#### [The task]
From the records below, extract all the text exactly and leave the images behind.

#### [The data]
************
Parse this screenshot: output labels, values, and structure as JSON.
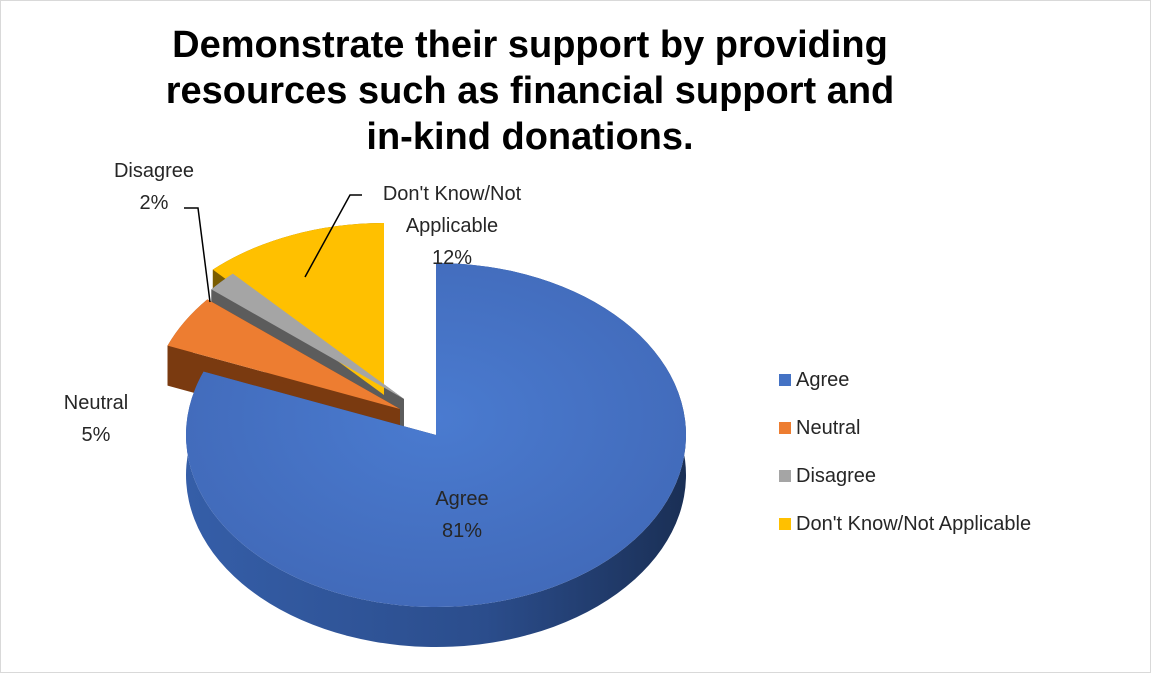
{
  "chart_data": {
    "type": "pie",
    "title": "Demonstrate their support by providing resources such as financial support and in-kind donations.",
    "categories": [
      "Agree",
      "Neutral",
      "Disagree",
      "Don't Know/Not Applicable"
    ],
    "values": [
      81,
      5,
      2,
      12
    ],
    "value_labels": [
      "81%",
      "5%",
      "2%",
      "12%"
    ],
    "colors": [
      "#4472C4",
      "#ED7D31",
      "#A5A5A5",
      "#FFC000"
    ],
    "exploded": [
      "Neutral",
      "Disagree",
      "Don't Know/Not Applicable"
    ],
    "legend_position": "right",
    "style": "3d-exploded"
  }
}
************
#### [Complete response]
Parse this screenshot: output labels, values, and structure as JSON.
{
  "chart_data": {
    "type": "pie",
    "title": "Demonstrate their support by providing resources such as financial support and in-kind donations.",
    "categories": [
      "Agree",
      "Neutral",
      "Disagree",
      "Don't Know/Not Applicable"
    ],
    "values": [
      81,
      5,
      2,
      12
    ],
    "value_labels": [
      "81%",
      "5%",
      "2%",
      "12%"
    ],
    "colors": [
      "#4472C4",
      "#ED7D31",
      "#A5A5A5",
      "#FFC000"
    ],
    "exploded": [
      "Neutral",
      "Disagree",
      "Don't Know/Not Applicable"
    ],
    "legend_position": "right",
    "style": "3d-exploded"
  }
}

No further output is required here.